#### THE REQUEST:
Return each line of the records holding the string "initials".

━━━━━━━━━━

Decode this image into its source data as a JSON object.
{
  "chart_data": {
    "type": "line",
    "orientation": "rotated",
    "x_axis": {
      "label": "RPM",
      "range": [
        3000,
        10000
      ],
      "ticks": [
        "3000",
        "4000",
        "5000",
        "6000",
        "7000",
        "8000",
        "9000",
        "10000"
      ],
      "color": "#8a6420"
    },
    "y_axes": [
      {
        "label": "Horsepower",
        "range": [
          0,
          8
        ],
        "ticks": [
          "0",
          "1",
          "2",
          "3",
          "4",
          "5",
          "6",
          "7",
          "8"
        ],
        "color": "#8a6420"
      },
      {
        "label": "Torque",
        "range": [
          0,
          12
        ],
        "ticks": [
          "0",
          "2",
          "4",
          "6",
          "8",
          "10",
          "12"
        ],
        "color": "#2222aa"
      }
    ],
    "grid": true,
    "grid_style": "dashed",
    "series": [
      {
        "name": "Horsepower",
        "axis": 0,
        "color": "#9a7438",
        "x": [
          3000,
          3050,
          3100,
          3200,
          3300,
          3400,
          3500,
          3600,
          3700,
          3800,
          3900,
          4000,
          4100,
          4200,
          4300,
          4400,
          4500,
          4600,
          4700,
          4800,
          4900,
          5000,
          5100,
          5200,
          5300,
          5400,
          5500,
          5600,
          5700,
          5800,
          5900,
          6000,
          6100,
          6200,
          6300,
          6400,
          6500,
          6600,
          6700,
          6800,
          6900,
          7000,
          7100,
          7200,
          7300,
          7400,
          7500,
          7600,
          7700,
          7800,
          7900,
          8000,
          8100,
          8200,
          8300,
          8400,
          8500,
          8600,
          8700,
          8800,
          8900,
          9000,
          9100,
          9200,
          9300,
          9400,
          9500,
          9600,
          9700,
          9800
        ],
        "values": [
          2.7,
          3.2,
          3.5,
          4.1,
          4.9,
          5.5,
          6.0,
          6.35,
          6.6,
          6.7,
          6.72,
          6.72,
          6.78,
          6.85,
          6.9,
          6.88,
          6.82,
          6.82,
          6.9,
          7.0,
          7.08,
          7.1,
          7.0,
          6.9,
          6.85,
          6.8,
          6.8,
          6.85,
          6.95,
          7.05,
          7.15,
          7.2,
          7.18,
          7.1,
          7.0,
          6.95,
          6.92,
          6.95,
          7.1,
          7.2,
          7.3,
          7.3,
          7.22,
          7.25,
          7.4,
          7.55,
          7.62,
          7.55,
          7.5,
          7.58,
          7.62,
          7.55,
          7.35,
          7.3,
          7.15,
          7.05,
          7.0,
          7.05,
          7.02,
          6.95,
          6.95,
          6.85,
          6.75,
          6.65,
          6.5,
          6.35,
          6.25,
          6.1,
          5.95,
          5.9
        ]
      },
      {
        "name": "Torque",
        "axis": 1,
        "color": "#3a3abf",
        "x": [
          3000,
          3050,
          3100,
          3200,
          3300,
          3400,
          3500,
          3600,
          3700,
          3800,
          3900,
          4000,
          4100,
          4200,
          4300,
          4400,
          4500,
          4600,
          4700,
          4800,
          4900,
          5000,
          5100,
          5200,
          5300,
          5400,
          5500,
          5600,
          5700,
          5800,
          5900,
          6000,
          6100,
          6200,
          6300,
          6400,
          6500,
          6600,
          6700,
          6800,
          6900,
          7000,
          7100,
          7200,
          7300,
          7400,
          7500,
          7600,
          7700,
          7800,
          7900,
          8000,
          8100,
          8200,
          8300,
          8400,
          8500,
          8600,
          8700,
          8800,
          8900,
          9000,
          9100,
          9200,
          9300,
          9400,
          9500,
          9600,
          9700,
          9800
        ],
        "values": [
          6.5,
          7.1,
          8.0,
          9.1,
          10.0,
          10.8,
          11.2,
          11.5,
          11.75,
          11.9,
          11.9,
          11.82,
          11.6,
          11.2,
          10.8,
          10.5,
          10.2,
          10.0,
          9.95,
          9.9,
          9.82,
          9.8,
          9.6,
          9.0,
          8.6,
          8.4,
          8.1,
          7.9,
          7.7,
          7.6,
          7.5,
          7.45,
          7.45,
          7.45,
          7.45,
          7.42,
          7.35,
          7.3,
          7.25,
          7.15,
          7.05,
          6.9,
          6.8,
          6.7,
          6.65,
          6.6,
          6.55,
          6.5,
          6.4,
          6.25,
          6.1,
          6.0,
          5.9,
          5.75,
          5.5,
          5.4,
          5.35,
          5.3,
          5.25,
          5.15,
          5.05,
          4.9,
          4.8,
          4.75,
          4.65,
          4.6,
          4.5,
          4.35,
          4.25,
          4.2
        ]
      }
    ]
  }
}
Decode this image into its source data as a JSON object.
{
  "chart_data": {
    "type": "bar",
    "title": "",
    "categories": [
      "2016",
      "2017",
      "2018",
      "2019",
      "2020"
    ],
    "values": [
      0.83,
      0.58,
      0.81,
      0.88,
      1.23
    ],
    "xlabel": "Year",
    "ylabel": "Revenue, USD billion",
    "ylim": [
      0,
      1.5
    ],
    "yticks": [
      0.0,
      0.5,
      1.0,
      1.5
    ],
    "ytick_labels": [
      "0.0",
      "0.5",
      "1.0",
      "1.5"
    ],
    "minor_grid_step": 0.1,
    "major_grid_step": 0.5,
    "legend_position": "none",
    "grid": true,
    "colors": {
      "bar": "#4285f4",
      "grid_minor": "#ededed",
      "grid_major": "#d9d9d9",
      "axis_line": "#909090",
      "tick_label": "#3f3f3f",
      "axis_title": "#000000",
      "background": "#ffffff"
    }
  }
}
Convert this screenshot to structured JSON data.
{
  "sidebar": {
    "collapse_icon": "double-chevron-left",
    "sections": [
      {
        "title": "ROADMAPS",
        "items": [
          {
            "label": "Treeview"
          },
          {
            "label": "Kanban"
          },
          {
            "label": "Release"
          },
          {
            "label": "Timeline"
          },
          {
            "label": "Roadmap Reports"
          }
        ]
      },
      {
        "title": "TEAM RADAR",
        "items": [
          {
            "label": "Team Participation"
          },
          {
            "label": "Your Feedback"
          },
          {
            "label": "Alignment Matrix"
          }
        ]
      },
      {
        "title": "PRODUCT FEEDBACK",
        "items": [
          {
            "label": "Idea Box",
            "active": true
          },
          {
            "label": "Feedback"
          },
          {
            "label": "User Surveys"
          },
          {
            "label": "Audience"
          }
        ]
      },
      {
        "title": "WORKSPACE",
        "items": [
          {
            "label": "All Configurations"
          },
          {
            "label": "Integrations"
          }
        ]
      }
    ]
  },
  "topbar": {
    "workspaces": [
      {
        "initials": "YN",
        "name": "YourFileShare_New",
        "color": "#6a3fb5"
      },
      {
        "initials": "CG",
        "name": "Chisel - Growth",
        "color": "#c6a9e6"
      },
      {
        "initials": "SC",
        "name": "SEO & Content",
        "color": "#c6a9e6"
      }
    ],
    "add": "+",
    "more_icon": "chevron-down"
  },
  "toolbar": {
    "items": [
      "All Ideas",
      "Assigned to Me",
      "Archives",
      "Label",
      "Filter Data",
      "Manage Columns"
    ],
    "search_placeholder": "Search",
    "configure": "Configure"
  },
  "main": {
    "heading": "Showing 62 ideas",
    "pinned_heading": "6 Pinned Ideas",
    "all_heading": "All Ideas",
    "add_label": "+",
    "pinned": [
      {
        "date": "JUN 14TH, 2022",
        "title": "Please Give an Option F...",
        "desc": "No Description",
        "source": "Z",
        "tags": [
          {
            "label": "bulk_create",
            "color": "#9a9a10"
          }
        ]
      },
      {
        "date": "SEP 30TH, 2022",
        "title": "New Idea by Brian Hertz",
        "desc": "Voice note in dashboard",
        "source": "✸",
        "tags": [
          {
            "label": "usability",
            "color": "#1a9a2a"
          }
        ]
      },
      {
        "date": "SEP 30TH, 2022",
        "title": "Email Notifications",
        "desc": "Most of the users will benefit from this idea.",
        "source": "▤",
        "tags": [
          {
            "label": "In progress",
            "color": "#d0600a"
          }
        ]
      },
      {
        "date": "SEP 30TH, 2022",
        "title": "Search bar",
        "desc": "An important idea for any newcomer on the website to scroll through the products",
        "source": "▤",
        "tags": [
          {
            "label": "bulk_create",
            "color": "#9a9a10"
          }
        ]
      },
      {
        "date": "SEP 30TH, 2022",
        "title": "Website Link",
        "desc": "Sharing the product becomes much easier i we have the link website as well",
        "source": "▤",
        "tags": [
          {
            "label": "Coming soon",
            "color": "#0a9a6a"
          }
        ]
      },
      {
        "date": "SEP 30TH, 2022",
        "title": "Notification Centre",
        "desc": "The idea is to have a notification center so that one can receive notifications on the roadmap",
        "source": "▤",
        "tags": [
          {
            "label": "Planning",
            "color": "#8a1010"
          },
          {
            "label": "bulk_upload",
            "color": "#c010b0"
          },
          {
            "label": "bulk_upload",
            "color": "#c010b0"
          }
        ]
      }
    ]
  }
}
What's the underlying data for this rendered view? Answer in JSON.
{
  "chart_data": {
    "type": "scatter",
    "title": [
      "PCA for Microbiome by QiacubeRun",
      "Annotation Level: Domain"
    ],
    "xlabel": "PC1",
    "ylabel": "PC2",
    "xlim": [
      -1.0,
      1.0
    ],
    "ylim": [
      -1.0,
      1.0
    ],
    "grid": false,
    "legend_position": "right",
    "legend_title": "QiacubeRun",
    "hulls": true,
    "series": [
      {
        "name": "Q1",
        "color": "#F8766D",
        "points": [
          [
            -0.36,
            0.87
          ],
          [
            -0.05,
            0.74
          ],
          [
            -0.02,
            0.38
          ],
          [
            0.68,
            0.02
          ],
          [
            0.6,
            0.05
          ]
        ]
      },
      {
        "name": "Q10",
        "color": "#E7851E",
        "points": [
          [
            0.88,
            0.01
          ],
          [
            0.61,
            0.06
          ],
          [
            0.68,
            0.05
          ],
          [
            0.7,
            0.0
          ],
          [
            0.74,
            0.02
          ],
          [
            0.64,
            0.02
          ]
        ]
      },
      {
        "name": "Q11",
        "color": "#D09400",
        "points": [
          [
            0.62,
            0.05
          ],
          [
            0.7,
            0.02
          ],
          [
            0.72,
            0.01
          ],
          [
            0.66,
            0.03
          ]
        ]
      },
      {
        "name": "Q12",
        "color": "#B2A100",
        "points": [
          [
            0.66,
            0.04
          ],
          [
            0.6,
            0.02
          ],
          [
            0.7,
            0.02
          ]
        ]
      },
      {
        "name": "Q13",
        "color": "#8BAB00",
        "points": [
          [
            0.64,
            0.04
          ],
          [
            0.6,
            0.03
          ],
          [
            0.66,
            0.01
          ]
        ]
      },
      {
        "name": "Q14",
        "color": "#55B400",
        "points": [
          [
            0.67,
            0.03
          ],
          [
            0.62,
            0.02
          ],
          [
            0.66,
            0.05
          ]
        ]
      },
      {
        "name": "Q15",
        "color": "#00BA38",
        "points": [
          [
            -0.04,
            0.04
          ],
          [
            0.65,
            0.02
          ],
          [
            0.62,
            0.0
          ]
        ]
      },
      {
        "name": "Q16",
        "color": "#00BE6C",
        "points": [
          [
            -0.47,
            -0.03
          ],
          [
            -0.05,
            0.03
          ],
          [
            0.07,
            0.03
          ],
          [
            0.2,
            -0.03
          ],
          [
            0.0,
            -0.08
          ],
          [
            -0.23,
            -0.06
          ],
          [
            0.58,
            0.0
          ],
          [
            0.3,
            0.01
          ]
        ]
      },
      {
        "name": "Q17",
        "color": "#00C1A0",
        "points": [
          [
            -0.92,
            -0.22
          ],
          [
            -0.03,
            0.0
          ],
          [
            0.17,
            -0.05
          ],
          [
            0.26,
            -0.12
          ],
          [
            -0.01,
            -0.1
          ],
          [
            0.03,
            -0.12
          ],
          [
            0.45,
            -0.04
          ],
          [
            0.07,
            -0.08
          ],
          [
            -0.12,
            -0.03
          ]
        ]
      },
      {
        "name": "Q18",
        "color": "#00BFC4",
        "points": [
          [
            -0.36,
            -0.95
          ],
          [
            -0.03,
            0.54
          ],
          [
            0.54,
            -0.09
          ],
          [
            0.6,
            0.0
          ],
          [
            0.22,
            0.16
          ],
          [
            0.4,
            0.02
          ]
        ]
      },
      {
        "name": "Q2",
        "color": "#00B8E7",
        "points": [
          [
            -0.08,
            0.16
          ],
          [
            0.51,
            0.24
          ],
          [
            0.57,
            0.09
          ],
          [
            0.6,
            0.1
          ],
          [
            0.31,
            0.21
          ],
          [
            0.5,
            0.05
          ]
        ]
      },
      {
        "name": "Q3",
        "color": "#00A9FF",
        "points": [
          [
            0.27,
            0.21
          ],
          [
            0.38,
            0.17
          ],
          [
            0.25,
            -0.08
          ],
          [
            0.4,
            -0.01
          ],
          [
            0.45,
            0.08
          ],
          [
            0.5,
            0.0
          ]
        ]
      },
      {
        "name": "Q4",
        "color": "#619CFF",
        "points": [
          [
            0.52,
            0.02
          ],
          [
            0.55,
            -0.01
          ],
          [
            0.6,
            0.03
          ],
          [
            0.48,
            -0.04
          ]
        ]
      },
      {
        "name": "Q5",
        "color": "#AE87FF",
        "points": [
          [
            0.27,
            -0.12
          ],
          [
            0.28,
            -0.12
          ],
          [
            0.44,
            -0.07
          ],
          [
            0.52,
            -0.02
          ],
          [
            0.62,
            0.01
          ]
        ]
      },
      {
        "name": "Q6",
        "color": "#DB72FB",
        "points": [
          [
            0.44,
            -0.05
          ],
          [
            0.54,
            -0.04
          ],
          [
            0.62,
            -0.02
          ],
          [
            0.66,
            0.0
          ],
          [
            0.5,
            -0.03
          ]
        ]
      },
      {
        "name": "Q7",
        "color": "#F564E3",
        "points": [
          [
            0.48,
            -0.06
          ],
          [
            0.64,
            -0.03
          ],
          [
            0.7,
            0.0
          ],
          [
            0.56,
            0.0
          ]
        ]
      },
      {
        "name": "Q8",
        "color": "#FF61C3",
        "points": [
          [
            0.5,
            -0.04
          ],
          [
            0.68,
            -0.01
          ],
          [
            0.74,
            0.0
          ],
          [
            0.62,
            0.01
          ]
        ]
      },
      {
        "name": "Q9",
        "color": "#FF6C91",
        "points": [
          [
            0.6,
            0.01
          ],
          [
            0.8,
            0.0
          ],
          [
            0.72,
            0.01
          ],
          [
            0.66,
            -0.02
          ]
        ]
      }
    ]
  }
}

━━━━━━━━━━

#### TASK SOLUTION:
        "initials": "YN",
        "initials": "CG",
        "initials": "SC",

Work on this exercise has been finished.